— STATED GOAL —
Below is some material; transcribe all of it exactly.

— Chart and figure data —

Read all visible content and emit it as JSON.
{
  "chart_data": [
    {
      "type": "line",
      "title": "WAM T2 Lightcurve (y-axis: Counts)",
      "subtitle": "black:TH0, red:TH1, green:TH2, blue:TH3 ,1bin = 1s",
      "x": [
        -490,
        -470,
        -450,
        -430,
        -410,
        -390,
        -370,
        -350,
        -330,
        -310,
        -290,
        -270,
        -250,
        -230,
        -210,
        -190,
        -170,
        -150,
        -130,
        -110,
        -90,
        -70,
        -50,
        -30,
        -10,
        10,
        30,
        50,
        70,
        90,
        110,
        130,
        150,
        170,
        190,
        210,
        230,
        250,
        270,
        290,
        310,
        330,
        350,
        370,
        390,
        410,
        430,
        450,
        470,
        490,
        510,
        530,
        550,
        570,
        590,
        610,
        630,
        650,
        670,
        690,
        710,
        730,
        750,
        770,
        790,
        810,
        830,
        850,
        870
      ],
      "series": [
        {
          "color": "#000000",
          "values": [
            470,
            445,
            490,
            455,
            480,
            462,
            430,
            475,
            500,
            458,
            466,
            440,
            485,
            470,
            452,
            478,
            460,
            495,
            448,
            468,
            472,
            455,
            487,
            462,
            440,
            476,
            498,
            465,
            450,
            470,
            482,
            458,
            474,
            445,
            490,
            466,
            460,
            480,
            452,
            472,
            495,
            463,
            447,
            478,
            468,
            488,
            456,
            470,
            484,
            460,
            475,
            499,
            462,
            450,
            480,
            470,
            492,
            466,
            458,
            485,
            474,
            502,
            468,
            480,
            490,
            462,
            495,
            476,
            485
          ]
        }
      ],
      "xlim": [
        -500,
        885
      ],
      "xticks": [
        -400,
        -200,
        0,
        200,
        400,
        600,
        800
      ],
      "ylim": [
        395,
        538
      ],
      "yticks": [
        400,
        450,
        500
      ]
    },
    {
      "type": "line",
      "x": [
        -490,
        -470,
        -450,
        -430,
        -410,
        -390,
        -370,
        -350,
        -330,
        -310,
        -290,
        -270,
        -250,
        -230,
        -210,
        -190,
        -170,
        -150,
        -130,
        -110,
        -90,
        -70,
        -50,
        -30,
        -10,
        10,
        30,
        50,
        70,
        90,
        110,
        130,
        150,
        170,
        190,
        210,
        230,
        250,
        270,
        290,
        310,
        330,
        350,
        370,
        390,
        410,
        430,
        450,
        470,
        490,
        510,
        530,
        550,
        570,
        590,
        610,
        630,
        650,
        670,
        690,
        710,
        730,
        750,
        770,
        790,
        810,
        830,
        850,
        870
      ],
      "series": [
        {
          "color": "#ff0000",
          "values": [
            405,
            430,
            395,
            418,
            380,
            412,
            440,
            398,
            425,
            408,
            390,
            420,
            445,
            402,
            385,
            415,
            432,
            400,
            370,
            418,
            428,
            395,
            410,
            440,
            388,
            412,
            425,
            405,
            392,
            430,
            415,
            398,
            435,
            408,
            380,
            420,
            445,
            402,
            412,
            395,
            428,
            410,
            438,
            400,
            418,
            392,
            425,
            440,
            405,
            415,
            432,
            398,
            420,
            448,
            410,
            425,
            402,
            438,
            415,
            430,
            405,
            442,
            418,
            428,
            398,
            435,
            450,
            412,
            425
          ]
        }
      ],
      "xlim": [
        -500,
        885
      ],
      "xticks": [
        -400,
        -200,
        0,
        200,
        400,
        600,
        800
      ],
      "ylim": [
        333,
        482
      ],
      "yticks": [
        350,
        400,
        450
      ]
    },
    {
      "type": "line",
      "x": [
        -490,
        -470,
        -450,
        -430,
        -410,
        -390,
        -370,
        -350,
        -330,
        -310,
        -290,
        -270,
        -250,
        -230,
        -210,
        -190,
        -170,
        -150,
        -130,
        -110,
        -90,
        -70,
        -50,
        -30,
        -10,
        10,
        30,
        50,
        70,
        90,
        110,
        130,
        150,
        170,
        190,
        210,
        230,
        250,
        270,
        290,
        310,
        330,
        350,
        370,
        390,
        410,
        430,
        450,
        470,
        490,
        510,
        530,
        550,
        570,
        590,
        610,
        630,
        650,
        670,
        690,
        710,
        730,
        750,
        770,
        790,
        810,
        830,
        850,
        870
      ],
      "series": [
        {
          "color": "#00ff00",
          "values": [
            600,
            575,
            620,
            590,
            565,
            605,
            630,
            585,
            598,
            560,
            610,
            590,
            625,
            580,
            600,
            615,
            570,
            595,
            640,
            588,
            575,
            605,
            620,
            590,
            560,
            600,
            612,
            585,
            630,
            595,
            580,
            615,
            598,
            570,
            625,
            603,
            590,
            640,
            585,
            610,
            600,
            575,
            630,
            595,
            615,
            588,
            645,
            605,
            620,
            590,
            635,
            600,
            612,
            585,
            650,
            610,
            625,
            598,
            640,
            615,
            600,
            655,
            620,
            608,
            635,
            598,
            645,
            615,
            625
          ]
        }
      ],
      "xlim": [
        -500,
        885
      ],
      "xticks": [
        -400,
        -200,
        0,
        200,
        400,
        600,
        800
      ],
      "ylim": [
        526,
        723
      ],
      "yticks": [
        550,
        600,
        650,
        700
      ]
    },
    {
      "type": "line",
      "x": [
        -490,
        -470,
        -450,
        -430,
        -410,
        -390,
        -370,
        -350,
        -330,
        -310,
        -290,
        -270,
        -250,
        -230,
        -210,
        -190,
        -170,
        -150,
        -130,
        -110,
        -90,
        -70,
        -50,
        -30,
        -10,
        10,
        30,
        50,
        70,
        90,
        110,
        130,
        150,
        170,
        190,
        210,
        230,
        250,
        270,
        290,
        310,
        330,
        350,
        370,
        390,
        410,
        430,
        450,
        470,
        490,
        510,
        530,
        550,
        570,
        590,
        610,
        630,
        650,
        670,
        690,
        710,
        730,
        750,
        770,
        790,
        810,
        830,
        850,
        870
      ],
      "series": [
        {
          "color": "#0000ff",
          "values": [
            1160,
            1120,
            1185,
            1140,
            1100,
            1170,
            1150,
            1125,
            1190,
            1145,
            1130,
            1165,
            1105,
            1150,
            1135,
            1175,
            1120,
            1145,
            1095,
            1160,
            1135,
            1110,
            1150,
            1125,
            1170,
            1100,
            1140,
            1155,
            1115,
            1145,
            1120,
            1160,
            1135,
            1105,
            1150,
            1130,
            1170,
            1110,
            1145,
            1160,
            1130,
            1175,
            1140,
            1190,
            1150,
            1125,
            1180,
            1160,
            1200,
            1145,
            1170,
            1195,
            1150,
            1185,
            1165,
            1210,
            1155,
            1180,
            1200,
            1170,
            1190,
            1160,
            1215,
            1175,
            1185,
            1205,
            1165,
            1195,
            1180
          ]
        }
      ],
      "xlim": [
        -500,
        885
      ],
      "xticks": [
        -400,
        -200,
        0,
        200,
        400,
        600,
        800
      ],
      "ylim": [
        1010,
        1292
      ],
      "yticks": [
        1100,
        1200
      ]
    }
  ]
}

— SOLUTION TO THIS EXERCISE —
Read all visible content and emit it as JSON.
{
  "chart_data": [
    {
      "type": "line",
      "title": "WAM T2 Lightcurve (y-axis: Counts)",
      "subtitle": "black:TH0, red:TH1, green:TH2, blue:TH3 ,1bin = 1s",
      "x": [
        -490,
        -470,
        -450,
        -430,
        -410,
        -390,
        -370,
        -350,
        -330,
        -310,
        -290,
        -270,
        -250,
        -230,
        -210,
        -190,
        -170,
        -150,
        -130,
        -110,
        -90,
        -70,
        -50,
        -30,
        -10,
        10,
        30,
        50,
        70,
        90,
        110,
        130,
        150,
        170,
        190,
        210,
        230,
        250,
        270,
        290,
        310,
        330,
        350,
        370,
        390,
        410,
        430,
        450,
        470,
        490,
        510,
        530,
        550,
        570,
        590,
        610,
        630,
        650,
        670,
        690,
        710,
        730,
        750,
        770,
        790,
        810,
        830,
        850,
        870
      ],
      "series": [
        {
          "color": "#000000",
          "values": [
            470,
            445,
            490,
            455,
            480,
            462,
            430,
            475,
            500,
            458,
            466,
            440,
            485,
            470,
            452,
            478,
            460,
            495,
            448,
            468,
            472,
            455,
            487,
            462,
            440,
            476,
            498,
            465,
            450,
            470,
            482,
            458,
            474,
            445,
            490,
            466,
            460,
            480,
            452,
            472,
            495,
            463,
            447,
            478,
            468,
            488,
            456,
            470,
            484,
            460,
            475,
            499,
            462,
            450,
            480,
            470,
            492,
            466,
            458,
            485,
            474,
            502,
            468,
            480,
            490,
            462,
            495,
            476,
            485
          ]
        }
      ],
      "xlim": [
        -500,
        885
      ],
      "xticks": [
        -400,
        -200,
        0,
        200,
        400,
        600,
        800
      ],
      "ylim": [
        395,
        538
      ],
      "yticks": [
        400,
        450,
        500
      ]
    },
    {
      "type": "line",
      "x": [
        -490,
        -470,
        -450,
        -430,
        -410,
        -390,
        -370,
        -350,
        -330,
        -310,
        -290,
        -270,
        -250,
        -230,
        -210,
        -190,
        -170,
        -150,
        -130,
        -110,
        -90,
        -70,
        -50,
        -30,
        -10,
        10,
        30,
        50,
        70,
        90,
        110,
        130,
        150,
        170,
        190,
        210,
        230,
        250,
        270,
        290,
        310,
        330,
        350,
        370,
        390,
        410,
        430,
        450,
        470,
        490,
        510,
        530,
        550,
        570,
        590,
        610,
        630,
        650,
        670,
        690,
        710,
        730,
        750,
        770,
        790,
        810,
        830,
        850,
        870
      ],
      "series": [
        {
          "color": "#ff0000",
          "values": [
            405,
            430,
            395,
            418,
            380,
            412,
            440,
            398,
            425,
            408,
            390,
            420,
            445,
            402,
            385,
            415,
            432,
            400,
            370,
            418,
            428,
            395,
            410,
            440,
            388,
            412,
            425,
            405,
            392,
            430,
            415,
            398,
            435,
            408,
            380,
            420,
            445,
            402,
            412,
            395,
            428,
            410,
            438,
            400,
            418,
            392,
            425,
            440,
            405,
            415,
            432,
            398,
            420,
            448,
            410,
            425,
            402,
            438,
            415,
            430,
            405,
            442,
            418,
            428,
            398,
            435,
            450,
            412,
            425
          ]
        }
      ],
      "xlim": [
        -500,
        885
      ],
      "xticks": [
        -400,
        -200,
        0,
        200,
        400,
        600,
        800
      ],
      "ylim": [
        333,
        482
      ],
      "yticks": [
        350,
        400,
        450
      ]
    },
    {
      "type": "line",
      "x": [
        -490,
        -470,
        -450,
        -430,
        -410,
        -390,
        -370,
        -350,
        -330,
        -310,
        -290,
        -270,
        -250,
        -230,
        -210,
        -190,
        -170,
        -150,
        -130,
        -110,
        -90,
        -70,
        -50,
        -30,
        -10,
        10,
        30,
        50,
        70,
        90,
        110,
        130,
        150,
        170,
        190,
        210,
        230,
        250,
        270,
        290,
        310,
        330,
        350,
        370,
        390,
        410,
        430,
        450,
        470,
        490,
        510,
        530,
        550,
        570,
        590,
        610,
        630,
        650,
        670,
        690,
        710,
        730,
        750,
        770,
        790,
        810,
        830,
        850,
        870
      ],
      "series": [
        {
          "color": "#00ff00",
          "values": [
            600,
            575,
            620,
            590,
            565,
            605,
            630,
            585,
            598,
            560,
            610,
            590,
            625,
            580,
            600,
            615,
            570,
            595,
            640,
            588,
            575,
            605,
            620,
            590,
            560,
            600,
            612,
            585,
            630,
            595,
            580,
            615,
            598,
            570,
            625,
            603,
            590,
            640,
            585,
            610,
            600,
            575,
            630,
            595,
            615,
            588,
            645,
            605,
            620,
            590,
            635,
            600,
            612,
            585,
            650,
            610,
            625,
            598,
            640,
            615,
            600,
            655,
            620,
            608,
            635,
            598,
            645,
            615,
            625
          ]
        }
      ],
      "xlim": [
        -500,
        885
      ],
      "xticks": [
        -400,
        -200,
        0,
        200,
        400,
        600,
        800
      ],
      "ylim": [
        526,
        723
      ],
      "yticks": [
        550,
        600,
        650,
        700
      ]
    },
    {
      "type": "line",
      "x": [
        -490,
        -470,
        -450,
        -430,
        -410,
        -390,
        -370,
        -350,
        -330,
        -310,
        -290,
        -270,
        -250,
        -230,
        -210,
        -190,
        -170,
        -150,
        -130,
        -110,
        -90,
        -70,
        -50,
        -30,
        -10,
        10,
        30,
        50,
        70,
        90,
        110,
        130,
        150,
        170,
        190,
        210,
        230,
        250,
        270,
        290,
        310,
        330,
        350,
        370,
        390,
        410,
        430,
        450,
        470,
        490,
        510,
        530,
        550,
        570,
        590,
        610,
        630,
        650,
        670,
        690,
        710,
        730,
        750,
        770,
        790,
        810,
        830,
        850,
        870
      ],
      "series": [
        {
          "color": "#0000ff",
          "values": [
            1160,
            1120,
            1185,
            1140,
            1100,
            1170,
            1150,
            1125,
            1190,
            1145,
            1130,
            1165,
            1105,
            1150,
            1135,
            1175,
            1120,
            1145,
            1095,
            1160,
            1135,
            1110,
            1150,
            1125,
            1170,
            1100,
            1140,
            1155,
            1115,
            1145,
            1120,
            1160,
            1135,
            1105,
            1150,
            1130,
            1170,
            1110,
            1145,
            1160,
            1130,
            1175,
            1140,
            1190,
            1150,
            1125,
            1180,
            1160,
            1200,
            1145,
            1170,
            1195,
            1150,
            1185,
            1165,
            1210,
            1155,
            1180,
            1200,
            1170,
            1190,
            1160,
            1215,
            1175,
            1185,
            1205,
            1165,
            1195,
            1180
          ]
        }
      ],
      "xlim": [
        -500,
        885
      ],
      "xticks": [
        -400,
        -200,
        0,
        200,
        400,
        600,
        800
      ],
      "ylim": [
        1010,
        1292
      ],
      "yticks": [
        1100,
        1200
      ]
    }
  ]
}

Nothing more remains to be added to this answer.